··· Data provided ···

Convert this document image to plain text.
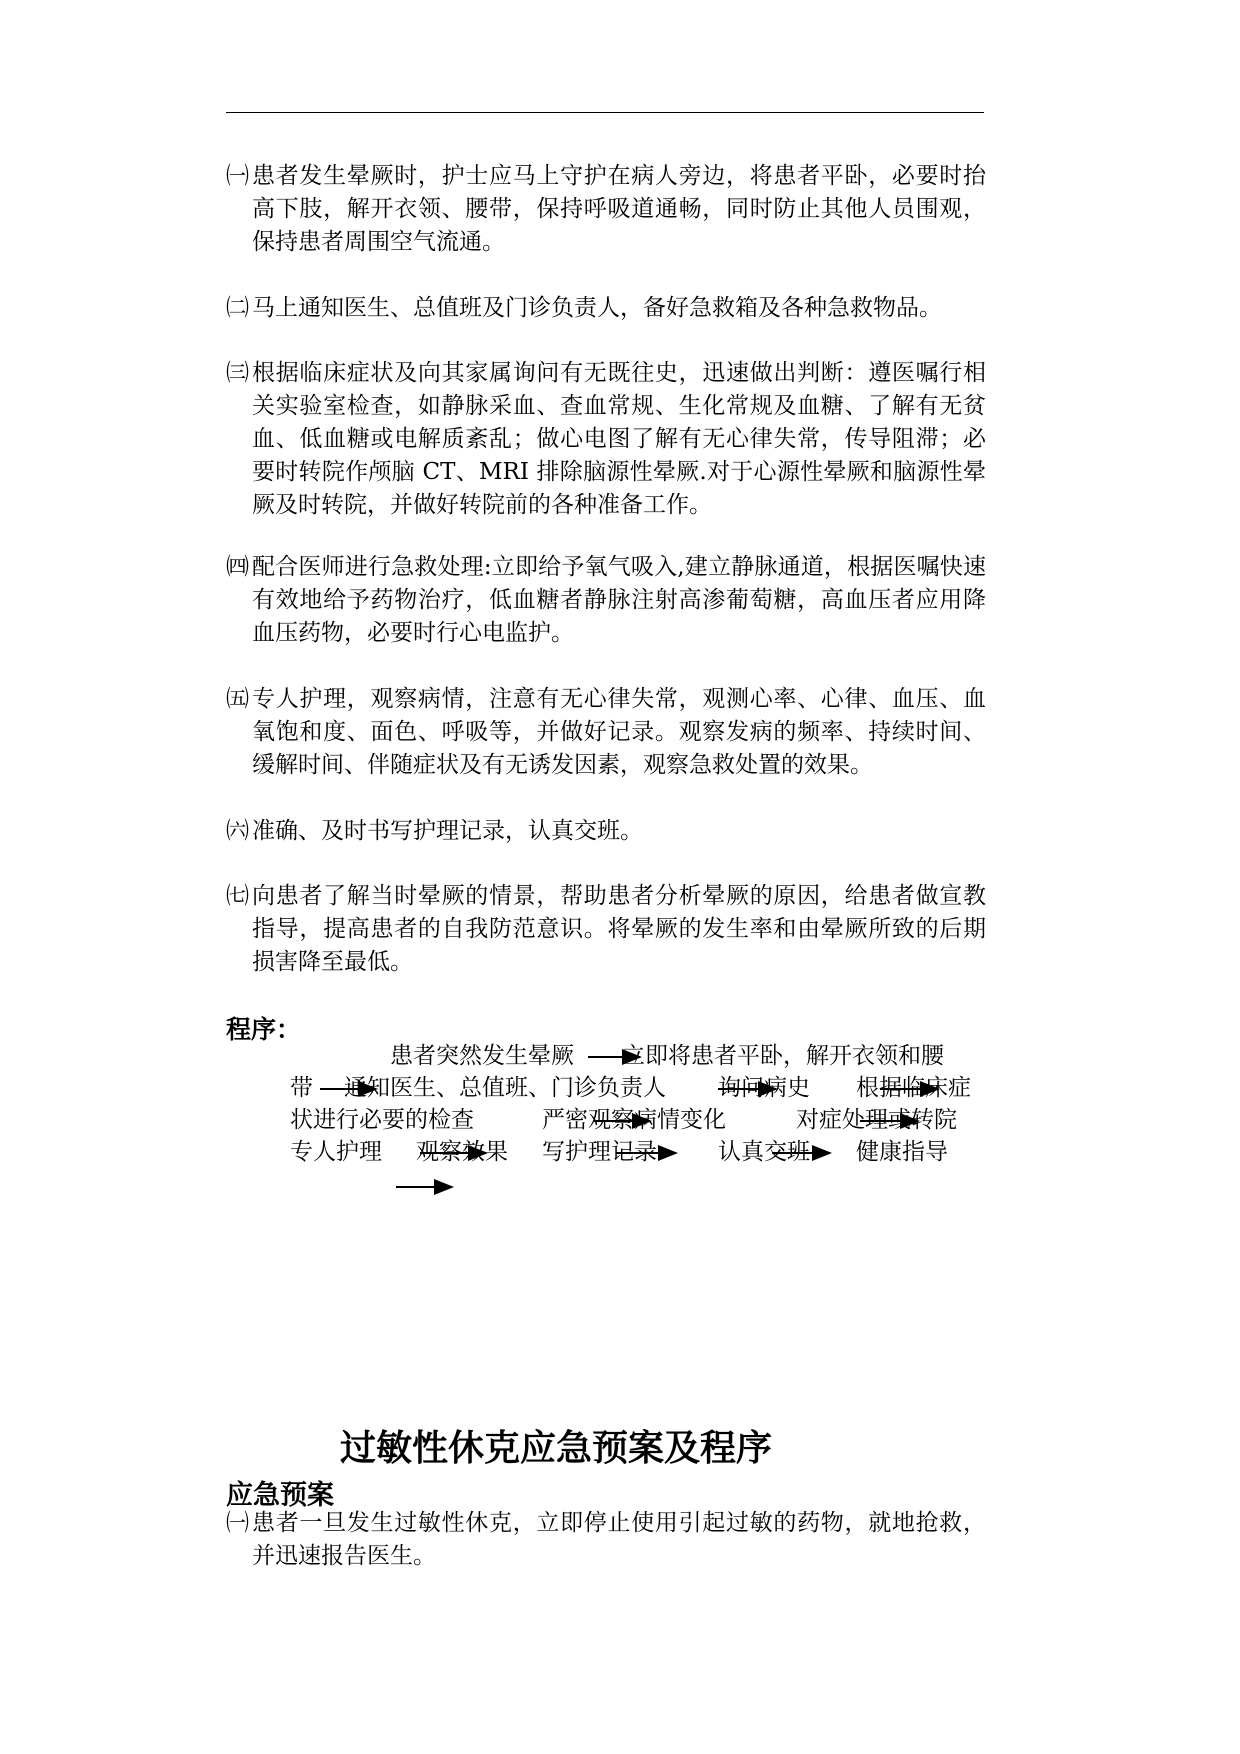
㈠ 患者发生晕厥时，护士应马上守护在病人旁边，将患者平卧，必要时抬高下肢，解开衣领、腰带，保持呼吸道通畅，同时防止其他人员围观，保持患者周围空气流通。
㈡ 马上通知医生、总值班及门诊负责人，备好急救箱及各种急救物品。
㈢ 根据临床症状及向其家属询问有无既往史，迅速做出判断：遵医嘱行相关实验室检查，如静脉采血、查血常规、生化常规及血糖、了解有无贫血、低血糖或电解质紊乱；做心电图了解有无心律失常，传导阻滞；必要时转院作颅脑 CT、MRI 排除脑源性晕厥.对于心源性晕厥和脑源性晕厥及时转院，并做好转院前的各种准备工作。
㈣ 配合医师进行急救处理:立即给予氧气吸入,建立静脉通道，根据医嘱快速有效地给予药物治疗，低血糖者静脉注射高渗葡萄糖，高血压者应用降血压药物，必要时行心电监护。
㈤ 专人护理，观察病情，注意有无心律失常，观测心率、心律、血压、血氧饱和度、面色、呼吸等，并做好记录。观察发病的频率、持续时间、缓解时间、伴随症状及有无诱发因素，观察急救处置的效果。
㈥ 准确、及时书写护理记录，认真交班。
㈦ 向患者了解当时晕厥的情景，帮助患者分析晕厥的原因，给患者做宣教指导，提高患者的自我防范意识。将晕厥的发生率和由晕厥所致的后期损害降至最低。
程序：
患者突然发生晕厥 立即将患者平卧，解开衣领和腰
带 通知医生、总值班、门诊负责人 询问病史 根据临床症
状进行必要的检查	严密观察病情变化	对症处理或转院
专人护理 观察效果 写护理记录	认真交班 健康指导
过敏性休克应急预案及程序
应急预案
㈠ 患者一旦发生过敏性休克，立即停止使用引起过敏的药物，就地抢救，并迅速报告医生。
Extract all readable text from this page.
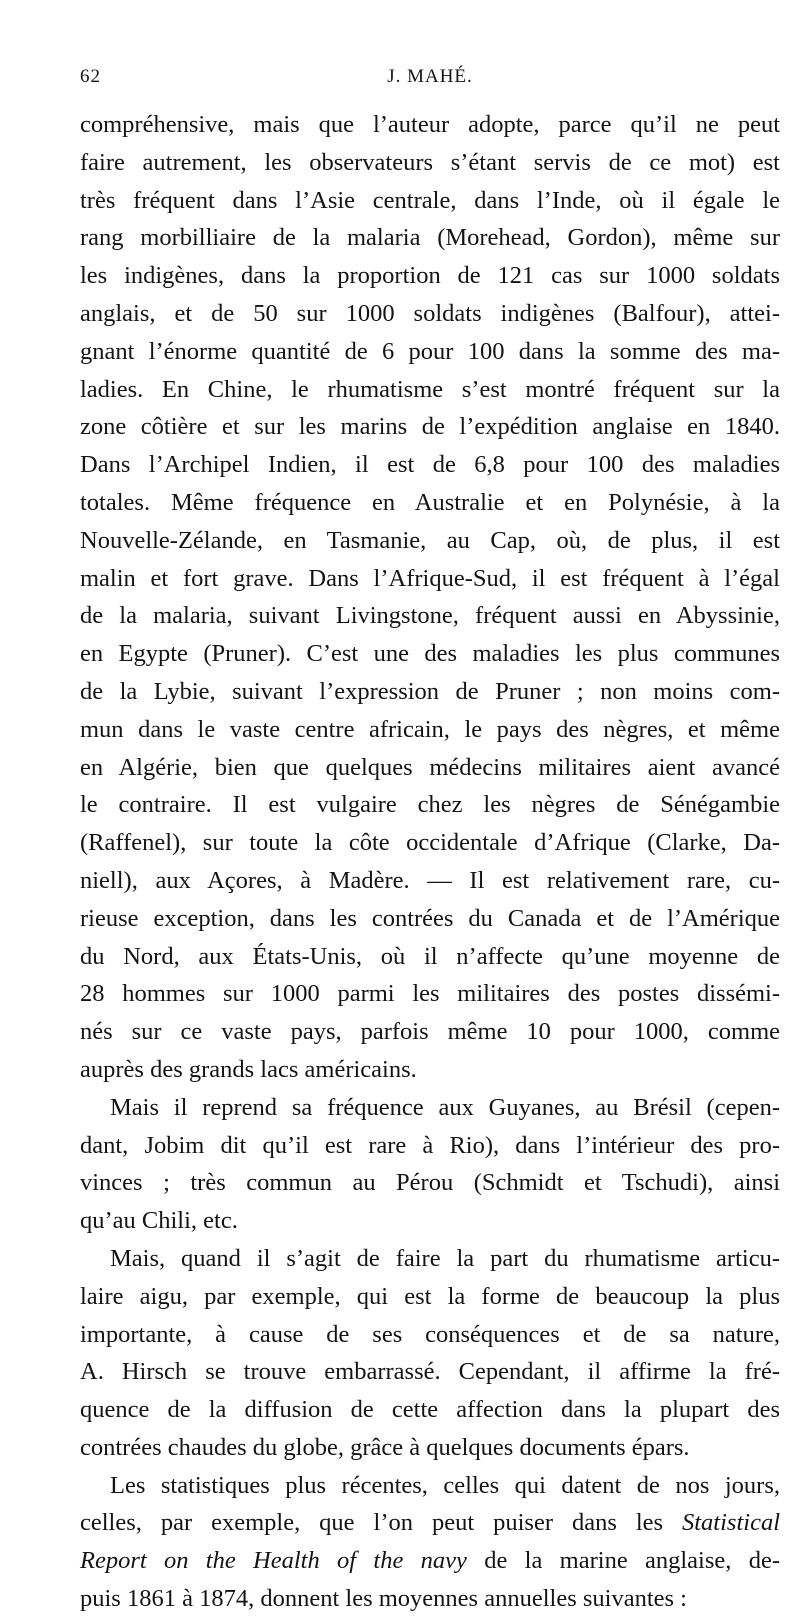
62	J. MAHÉ.

compréhensive, mais que l’auteur adopte, parce qu’il ne peut
faire autrement, les observateurs s’étant servis de ce mot) est
très fréquent dans l’Asie centrale, dans l’Inde, où il égale le
rang morbilliaire de la malaria (Morehead, Gordon), même sur
les indigènes, dans la proportion de 121 cas sur 1000 soldats
anglais, et de 50 sur 1000 soldats indigènes (Balfour), attei-
gnant l’énorme quantité de 6 pour 100 dans la somme des ma-
ladies. En Chine, le rhumatisme s’est montré fréquent sur la
zone côtière et sur les marins de l’expédition anglaise en 1840.
Dans l’Archipel Indien, il est de 6,8 pour 100 des maladies
totales. Même fréquence en Australie et en Polynésie, à la
Nouvelle-Zélande, en Tasmanie, au Cap, où, de plus, il est
malin et fort grave. Dans l’Afrique-Sud, il est fréquent à l’égal
de la malaria, suivant Livingstone, fréquent aussi en Abyssinie,
en Egypte (Pruner). C’est une des maladies les plus communes
de la Lybie, suivant l’expression de Pruner ; non moins com-
mun dans le vaste centre africain, le pays des nègres, et même
en Algérie, bien que quelques médecins militaires aient avancé
le contraire. Il est vulgaire chez les nègres de Sénégambie
(Raffenel), sur toute la côte occidentale d’Afrique (Clarke, Da-
niell), aux Açores, à Madère. — Il est relativement rare, cu-
rieuse exception, dans les contrées du Canada et de l’Amérique
du Nord, aux États-Unis, où il n’affecte qu’une moyenne de
28 hommes sur 1000 parmi les militaires des postes dissémi-
nés sur ce vaste pays, parfois même 10 pour 1000, comme
auprès des grands lacs américains.

Mais il reprend sa fréquence aux Guyanes, au Brésil (cepen-
dant, Jobim dit qu’il est rare à Rio), dans l’intérieur des pro-
vinces ; très commun au Pérou (Schmidt et Tschudi), ainsi
qu’au Chili, etc.

Mais, quand il s’agit de faire la part du rhumatisme articu-
laire aigu, par exemple, qui est la forme de beaucoup la plus
importante, à cause de ses conséquences et de sa nature,
A. Hirsch se trouve embarrassé. Cependant, il affirme la fré-
quence de la diffusion de cette affection dans la plupart des
contrées chaudes du globe, grâce à quelques documents épars.

Les statistiques plus récentes, celles qui datent de nos jours,
celles, par exemple, que l’on peut puiser dans les Statistical
Report on the Health of the navy de la marine anglaise, de-
puis 1861 à 1874, donnent les moyennes annuelles suivantes :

···

* _Exercise brief_
Only the number is wanted: how many lines of the material contain the word "this"?

* _Exercise output_
2